• [What you are asked to do]: Leave out the pictures, then reproduce the rest of the material exactly.

Stored items

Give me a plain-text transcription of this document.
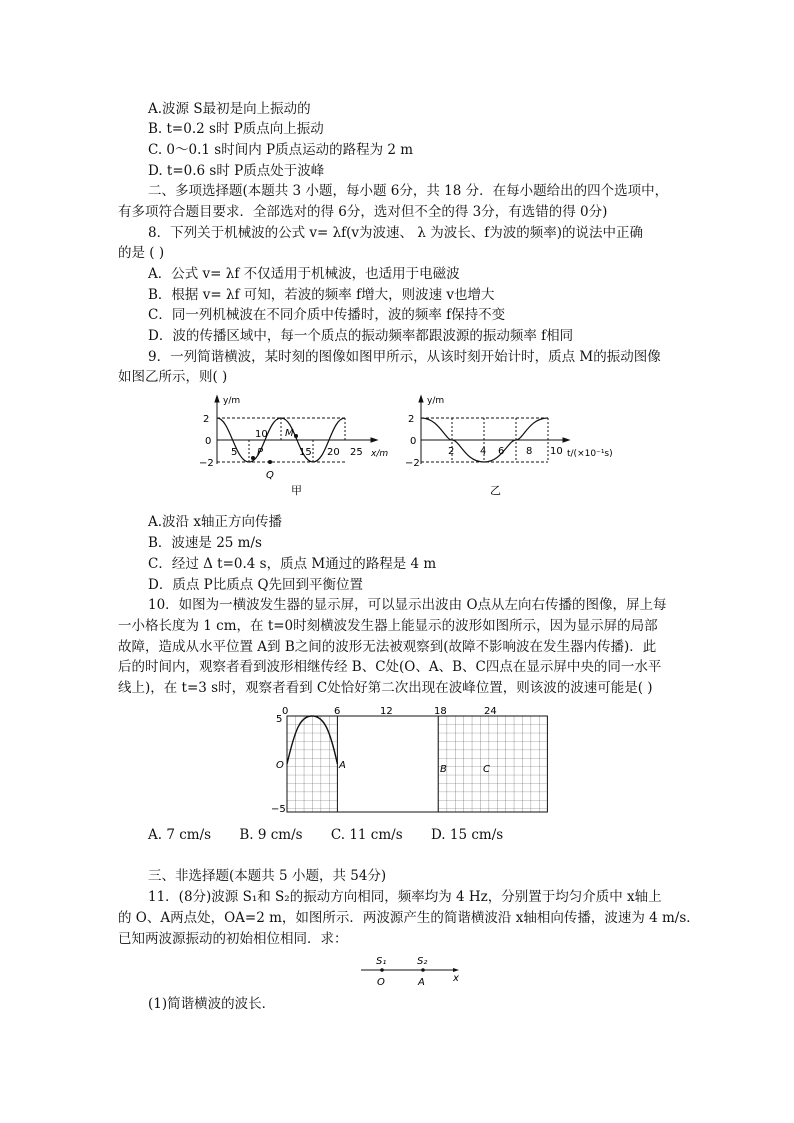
A.波源 S最初是向上振动的
B. t=0.2 s时 P质点向上振动
C. 0～0.1 s时间内 P质点运动的路程为 2 m
D. t=0.6 s时 P质点处于波峰
二、多项选择题(本题共 3 小题，每小题 6分，共 18 分．在每小题给出的四个选项中，
有多项符合题目要求．全部选对的得 6分，选对但不全的得 3分，有选错的得 0分)
8．下列关于机械波的公式 v= λf(v为波速、 λ 为波长、f为波的频率)的说法中正确
的是 ( )
A．公式 v= λf 不仅适用于机械波，也适用于电磁波
B．根据 v= λf 可知，若波的频率 f增大，则波速 v也增大
C．同一列机械波在不同介质中传播时，波的频率 f保持不变
D．波的传播区域中，每一个质点的振动频率都跟波源的振动频率 f相同
9．一列简谐横波，某时刻的图像如图甲所示，从该时刻开始计时，质点 M的振动图像
如图乙所示，则( )
y/m
2
0
−2
5
10
15 20 25 x/m
P
Q
M
甲
y/m
2
0
−2
2	4 6 8 10 t/(×10⁻¹s)
乙
A.波沿 x轴正方向传播
B．波速是 25 m/s
C．经过 Δ t=0.4 s，质点 M通过的路程是 4 m
D．质点 P比质点 Q先回到平衡位置
10．如图为一横波发生器的显示屏，可以显示出波由 O点从左向右传播的图像，屏上每
一小格长度为 1 cm，在 t=0时刻横波发生器上能显示的波形如图所示，因为显示屏的局部
故障，造成从水平位置 A到 B之间的波形无法被观察到(故障不影响波在发生器内传播)．此
后的时间内，观察者看到波形相继传经 B、C处(O、A、B、C四点在显示屏中央的同一水平
线上)，在 t=3 s时，观察者看到 C处恰好第二次出现在波峰位置，则该波的波速可能是( )
0	6	12	18	24
5
−5
O	A	B	C
A. 7 cm/s B. 9 cm/s C. 11 cm/s D. 15 cm/s
三、非选择题(本题共 5 小题，共 54分)
11．(8分)波源 S₁和 S₂的振动方向相同，频率均为 4 Hz，分别置于均匀介质中 x轴上
的 O、A两点处，OA=2 m，如图所示．两波源产生的简谐横波沿 x轴相向传播，波速为 4 m/s．
已知两波源振动的初始相位相同．求：
S₁	S₂
O	A	x
(1)简谐横波的波长．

• [Complete answer]:
Give me a plain-text transcription of this document.
A.波源 S最初是向上振动的
B. t=0.2 s时 P质点向上振动
C. 0～0.1 s时间内 P质点运动的路程为 2 m
D. t=0.6 s时 P质点处于波峰
二、多项选择题(本题共 3 小题，每小题 6分，共 18 分．在每小题给出的四个选项中，
有多项符合题目要求．全部选对的得 6分，选对但不全的得 3分，有选错的得 0分)
8．下列关于机械波的公式 v= λf(v为波速、 λ 为波长、f为波的频率)的说法中正确
的是 ( )
A．公式 v= λf 不仅适用于机械波，也适用于电磁波
B．根据 v= λf 可知，若波的频率 f增大，则波速 v也增大
C．同一列机械波在不同介质中传播时，波的频率 f保持不变
D．波的传播区域中，每一个质点的振动频率都跟波源的振动频率 f相同
9．一列简谐横波，某时刻的图像如图甲所示，从该时刻开始计时，质点 M的振动图像
如图乙所示，则( )
y/m
2
0
−2
5
10
15 20 25 x/m
P
Q
M
甲
y/m
2
0
−2
2	4 6 8 10 t/(×10⁻¹s)
乙
A.波沿 x轴正方向传播
B．波速是 25 m/s
C．经过 Δ t=0.4 s，质点 M通过的路程是 4 m
D．质点 P比质点 Q先回到平衡位置
10．如图为一横波发生器的显示屏，可以显示出波由 O点从左向右传播的图像，屏上每
一小格长度为 1 cm，在 t=0时刻横波发生器上能显示的波形如图所示，因为显示屏的局部
故障，造成从水平位置 A到 B之间的波形无法被观察到(故障不影响波在发生器内传播)．此
后的时间内，观察者看到波形相继传经 B、C处(O、A、B、C四点在显示屏中央的同一水平
线上)，在 t=3 s时，观察者看到 C处恰好第二次出现在波峰位置，则该波的波速可能是( )
0	6	12	18	24
5
−5
O	A	B	C
A. 7 cm/s B. 9 cm/s C. 11 cm/s D. 15 cm/s
三、非选择题(本题共 5 小题，共 54分)
11．(8分)波源 S₁和 S₂的振动方向相同，频率均为 4 Hz，分别置于均匀介质中 x轴上
的 O、A两点处，OA=2 m，如图所示．两波源产生的简谐横波沿 x轴相向传播，波速为 4 m/s．
已知两波源振动的初始相位相同．求：
S₁	S₂
O	A	x
(1)简谐横波的波长．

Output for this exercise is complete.